Input rows>
------------------------------------------------------------------------

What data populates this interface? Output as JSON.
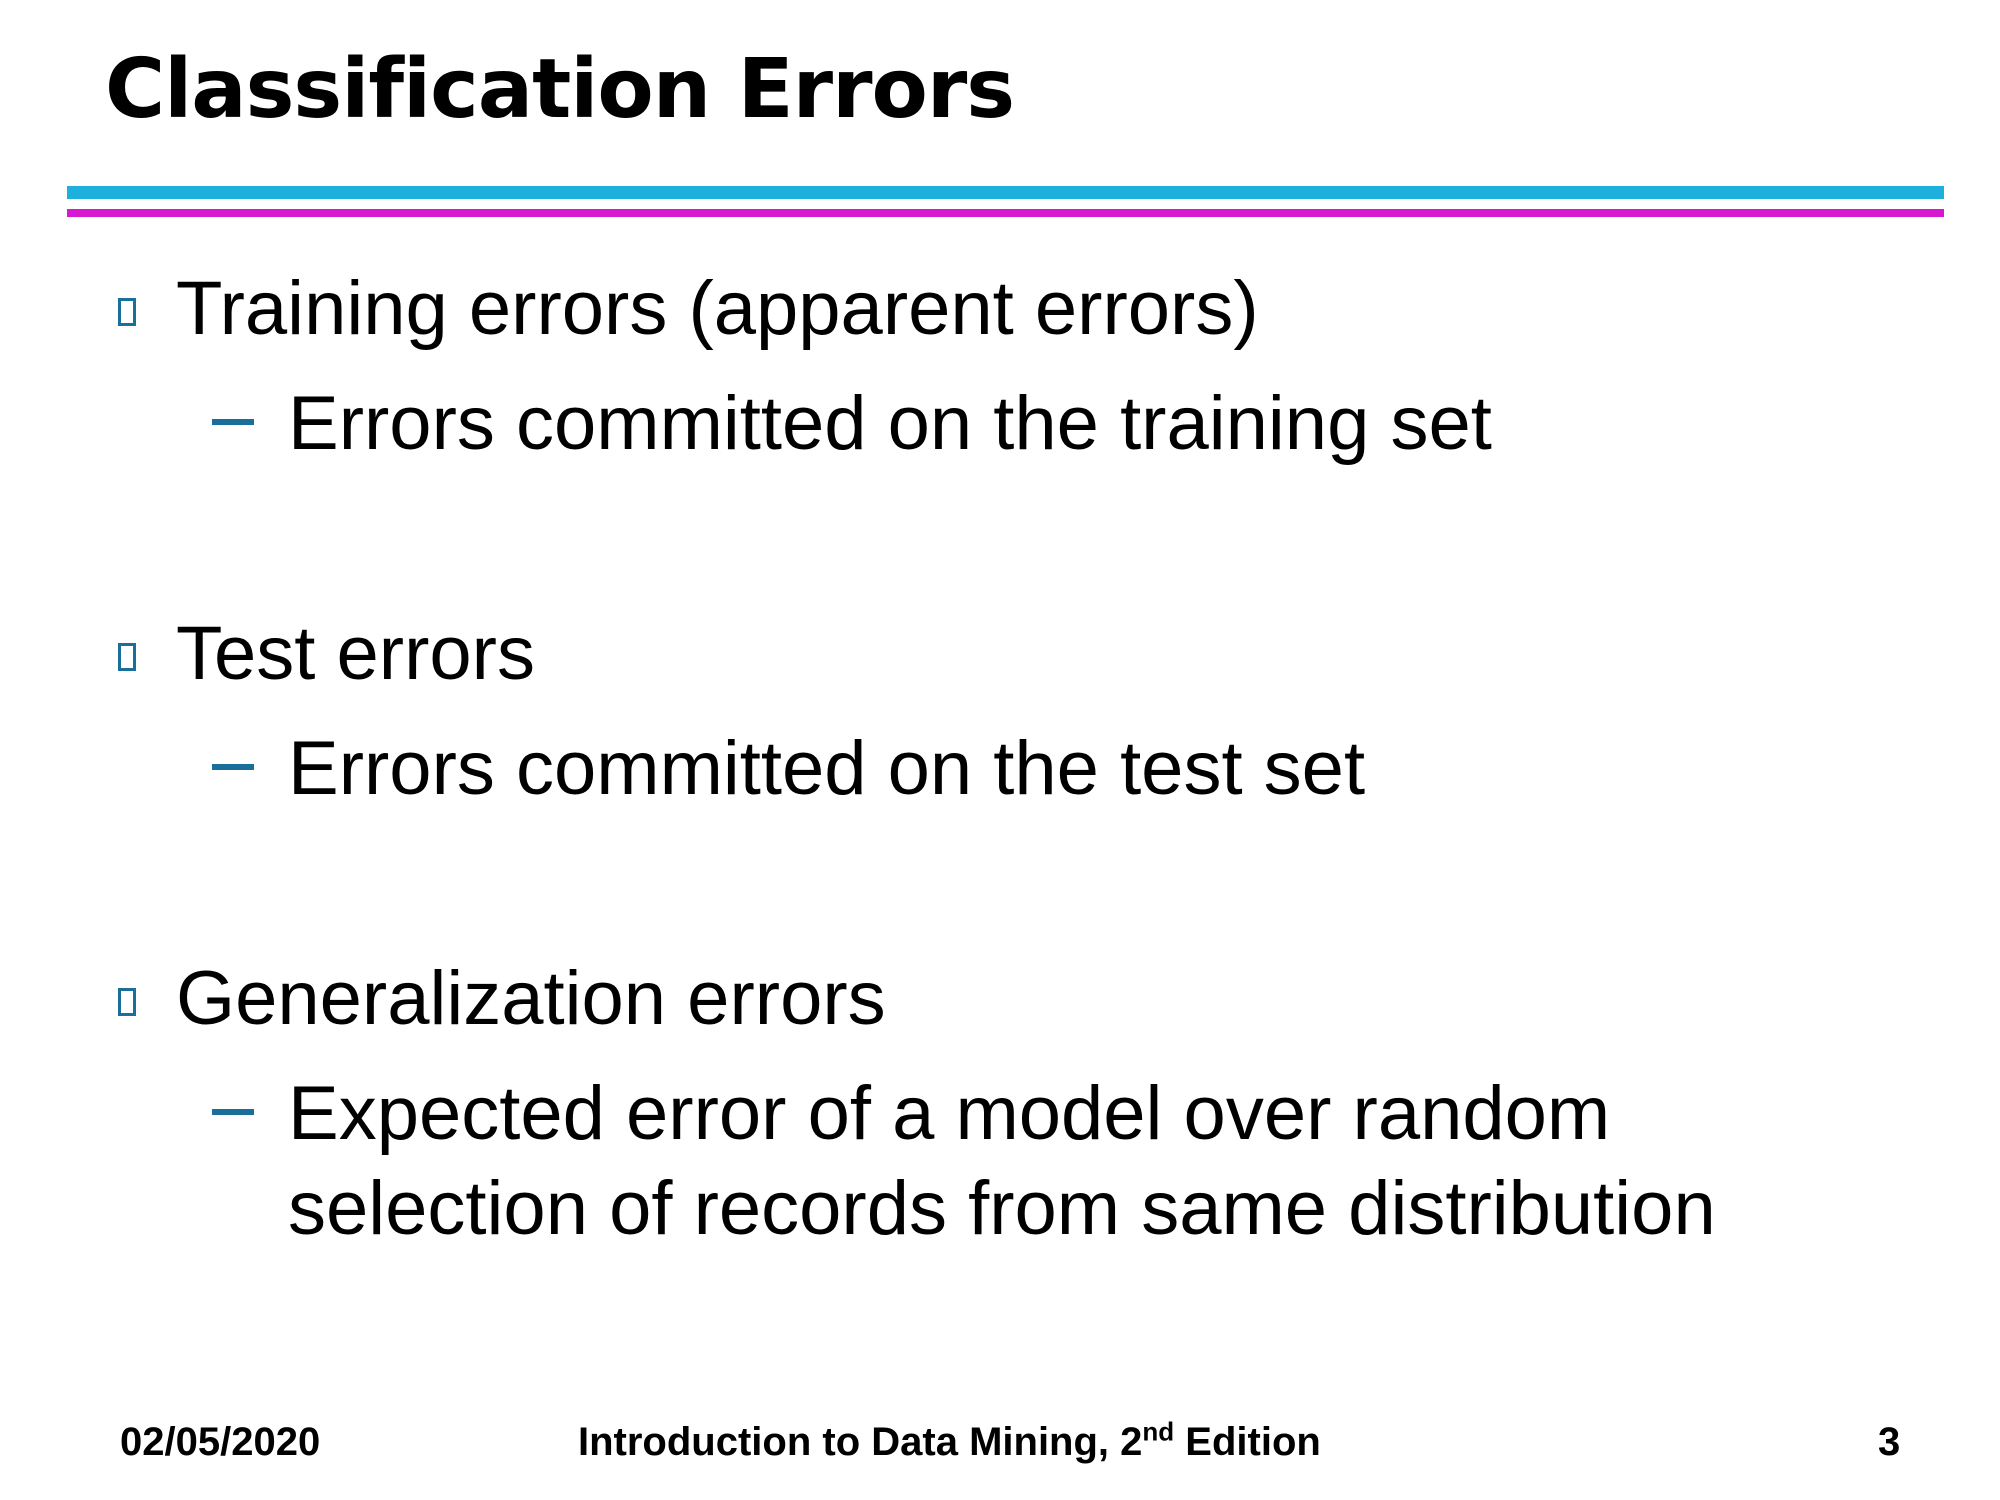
{
  "slide": {
    "title": "Classification Errors",
    "items": [
      {
        "bullet_icon": "hollow-square-icon",
        "text": "Training errors (apparent errors)",
        "sub": {
          "dash_icon": "en-dash-icon",
          "lines": [
            "Errors committed on the training set"
          ]
        }
      },
      {
        "bullet_icon": "hollow-square-icon",
        "text": "Test errors",
        "sub": {
          "dash_icon": "en-dash-icon",
          "lines": [
            "Errors committed on the test set"
          ]
        }
      },
      {
        "bullet_icon": "hollow-square-icon",
        "text": "Generalization errors",
        "sub": {
          "dash_icon": "en-dash-icon",
          "lines": [
            "Expected error of a model over random",
            "selection of records from same distribution"
          ]
        }
      }
    ]
  },
  "footer": {
    "date": "02/05/2020",
    "course_prefix": "Introduction to Data Mining, 2",
    "course_superscript": "nd",
    "course_suffix": " Edition",
    "page_number": "3"
  },
  "colors": {
    "rule_top": "#1eb0dc",
    "rule_bottom": "#d619d0",
    "bullet_accent": "#1a6e9a"
  }
}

------------------------------------------------------------------------

Problem> Track down every line with the word "text" and copy it.

Reply>
        "text": "Training errors (apparent errors)",
        "text": "Test errors",
        "text": "Generalization errors",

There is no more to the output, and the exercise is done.